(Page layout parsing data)
—————

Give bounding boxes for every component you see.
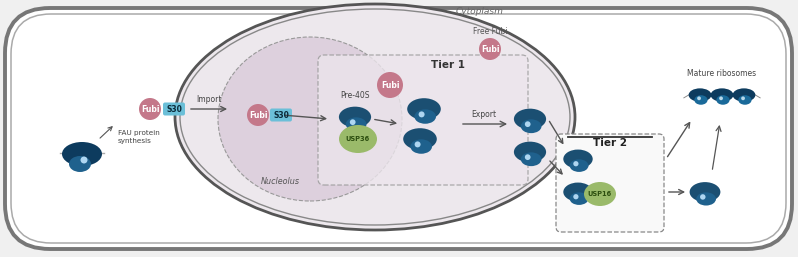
Text: S30: S30: [166, 105, 182, 114]
Text: Fubi: Fubi: [480, 44, 500, 53]
Circle shape: [247, 104, 269, 126]
Text: USP36: USP36: [346, 136, 370, 142]
Ellipse shape: [414, 109, 436, 124]
Text: Fubi: Fubi: [249, 111, 267, 120]
Text: Fubi: Fubi: [140, 105, 160, 114]
Ellipse shape: [563, 182, 593, 201]
Circle shape: [573, 161, 579, 166]
Text: Free Fubi: Free Fubi: [472, 27, 508, 36]
FancyBboxPatch shape: [270, 108, 292, 122]
Circle shape: [377, 72, 403, 98]
Circle shape: [525, 121, 531, 127]
Circle shape: [525, 154, 531, 160]
Text: Pre-40S: Pre-40S: [340, 90, 369, 99]
Text: USP16: USP16: [588, 191, 612, 197]
Ellipse shape: [570, 159, 588, 172]
Circle shape: [81, 157, 88, 163]
Text: S30: S30: [273, 111, 289, 120]
Text: Export: Export: [472, 110, 496, 119]
Text: Import: Import: [196, 95, 222, 104]
Text: Fubi: Fubi: [381, 80, 399, 89]
Circle shape: [419, 111, 425, 117]
Ellipse shape: [175, 4, 575, 230]
Ellipse shape: [563, 150, 593, 168]
FancyBboxPatch shape: [5, 8, 792, 249]
Ellipse shape: [339, 107, 371, 127]
Ellipse shape: [521, 152, 542, 166]
Ellipse shape: [410, 139, 432, 154]
Text: Cytoplasm: Cytoplasm: [456, 7, 504, 16]
Circle shape: [719, 96, 723, 100]
Ellipse shape: [738, 95, 752, 105]
Circle shape: [415, 141, 421, 148]
Circle shape: [139, 98, 161, 120]
Ellipse shape: [62, 142, 102, 166]
Ellipse shape: [584, 182, 616, 206]
Circle shape: [479, 38, 501, 60]
Ellipse shape: [180, 9, 570, 225]
Ellipse shape: [696, 192, 716, 206]
Ellipse shape: [694, 95, 708, 105]
Ellipse shape: [346, 117, 366, 131]
FancyBboxPatch shape: [163, 103, 185, 115]
Ellipse shape: [339, 125, 377, 153]
Circle shape: [700, 194, 705, 200]
Circle shape: [741, 96, 745, 100]
Ellipse shape: [717, 95, 729, 105]
Text: Tier 2: Tier 2: [593, 138, 627, 148]
FancyBboxPatch shape: [556, 134, 664, 232]
Ellipse shape: [514, 109, 546, 129]
Ellipse shape: [689, 182, 721, 202]
Ellipse shape: [710, 88, 733, 102]
Text: FAU protein
synthesis: FAU protein synthesis: [118, 130, 160, 144]
Ellipse shape: [521, 119, 542, 133]
Ellipse shape: [218, 37, 402, 201]
Ellipse shape: [733, 88, 756, 102]
FancyBboxPatch shape: [318, 55, 528, 185]
Ellipse shape: [403, 128, 437, 150]
Circle shape: [697, 96, 701, 100]
Ellipse shape: [689, 88, 711, 102]
Text: Tier 1: Tier 1: [431, 60, 465, 70]
Circle shape: [350, 119, 356, 125]
Ellipse shape: [407, 98, 440, 120]
FancyBboxPatch shape: [11, 14, 786, 243]
Ellipse shape: [514, 142, 546, 162]
Text: Mature ribosomes: Mature ribosomes: [687, 69, 757, 78]
Text: Nucleolus: Nucleolus: [260, 177, 299, 186]
Ellipse shape: [570, 192, 588, 205]
Ellipse shape: [69, 156, 91, 172]
Circle shape: [573, 194, 579, 199]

—————

> [WHAT YOU SHOULD DO]: Write out all the entries again, word for word, and print no images.

> [TASK RESULT]:
Give bounding boxes for every component you see.
Text: S30: S30: [166, 105, 182, 114]
Text: Fubi: Fubi: [480, 44, 500, 53]
Circle shape: [247, 104, 269, 126]
Text: USP36: USP36: [346, 136, 370, 142]
Ellipse shape: [414, 109, 436, 124]
Text: Fubi: Fubi: [249, 111, 267, 120]
Text: Fubi: Fubi: [140, 105, 160, 114]
Ellipse shape: [563, 182, 593, 201]
Circle shape: [573, 161, 579, 166]
Text: Free Fubi: Free Fubi: [472, 27, 508, 36]
FancyBboxPatch shape: [270, 108, 292, 122]
Circle shape: [377, 72, 403, 98]
Circle shape: [525, 121, 531, 127]
Circle shape: [525, 154, 531, 160]
Text: Pre-40S: Pre-40S: [340, 90, 369, 99]
Text: USP16: USP16: [588, 191, 612, 197]
Ellipse shape: [570, 159, 588, 172]
Circle shape: [81, 157, 88, 163]
Text: S30: S30: [273, 111, 289, 120]
Text: Export: Export: [472, 110, 496, 119]
Text: Import: Import: [196, 95, 222, 104]
Text: Fubi: Fubi: [381, 80, 399, 89]
Circle shape: [419, 111, 425, 117]
Ellipse shape: [175, 4, 575, 230]
Ellipse shape: [563, 150, 593, 168]
FancyBboxPatch shape: [5, 8, 792, 249]
Ellipse shape: [339, 107, 371, 127]
Ellipse shape: [521, 152, 542, 166]
Ellipse shape: [410, 139, 432, 154]
Text: Cytoplasm: Cytoplasm: [456, 7, 504, 16]
Circle shape: [719, 96, 723, 100]
Ellipse shape: [738, 95, 752, 105]
Circle shape: [415, 141, 421, 148]
Circle shape: [139, 98, 161, 120]
Ellipse shape: [62, 142, 102, 166]
Ellipse shape: [584, 182, 616, 206]
Circle shape: [479, 38, 501, 60]
Ellipse shape: [180, 9, 570, 225]
Ellipse shape: [696, 192, 716, 206]
Ellipse shape: [694, 95, 708, 105]
Ellipse shape: [346, 117, 366, 131]
FancyBboxPatch shape: [163, 103, 185, 115]
Ellipse shape: [339, 125, 377, 153]
Circle shape: [700, 194, 705, 200]
Circle shape: [741, 96, 745, 100]
Ellipse shape: [717, 95, 729, 105]
Text: Tier 2: Tier 2: [593, 138, 627, 148]
FancyBboxPatch shape: [556, 134, 664, 232]
Ellipse shape: [514, 109, 546, 129]
Ellipse shape: [689, 182, 721, 202]
Ellipse shape: [710, 88, 733, 102]
Text: FAU protein
synthesis: FAU protein synthesis: [118, 130, 160, 144]
Ellipse shape: [521, 119, 542, 133]
Ellipse shape: [218, 37, 402, 201]
Ellipse shape: [733, 88, 756, 102]
FancyBboxPatch shape: [318, 55, 528, 185]
Ellipse shape: [403, 128, 437, 150]
Circle shape: [697, 96, 701, 100]
Ellipse shape: [689, 88, 711, 102]
Text: Tier 1: Tier 1: [431, 60, 465, 70]
Circle shape: [350, 119, 356, 125]
Ellipse shape: [407, 98, 440, 120]
FancyBboxPatch shape: [11, 14, 786, 243]
Ellipse shape: [514, 142, 546, 162]
Text: Mature ribosomes: Mature ribosomes: [687, 69, 757, 78]
Text: Nucleolus: Nucleolus: [260, 177, 299, 186]
Ellipse shape: [570, 192, 588, 205]
Ellipse shape: [69, 156, 91, 172]
Circle shape: [573, 194, 579, 199]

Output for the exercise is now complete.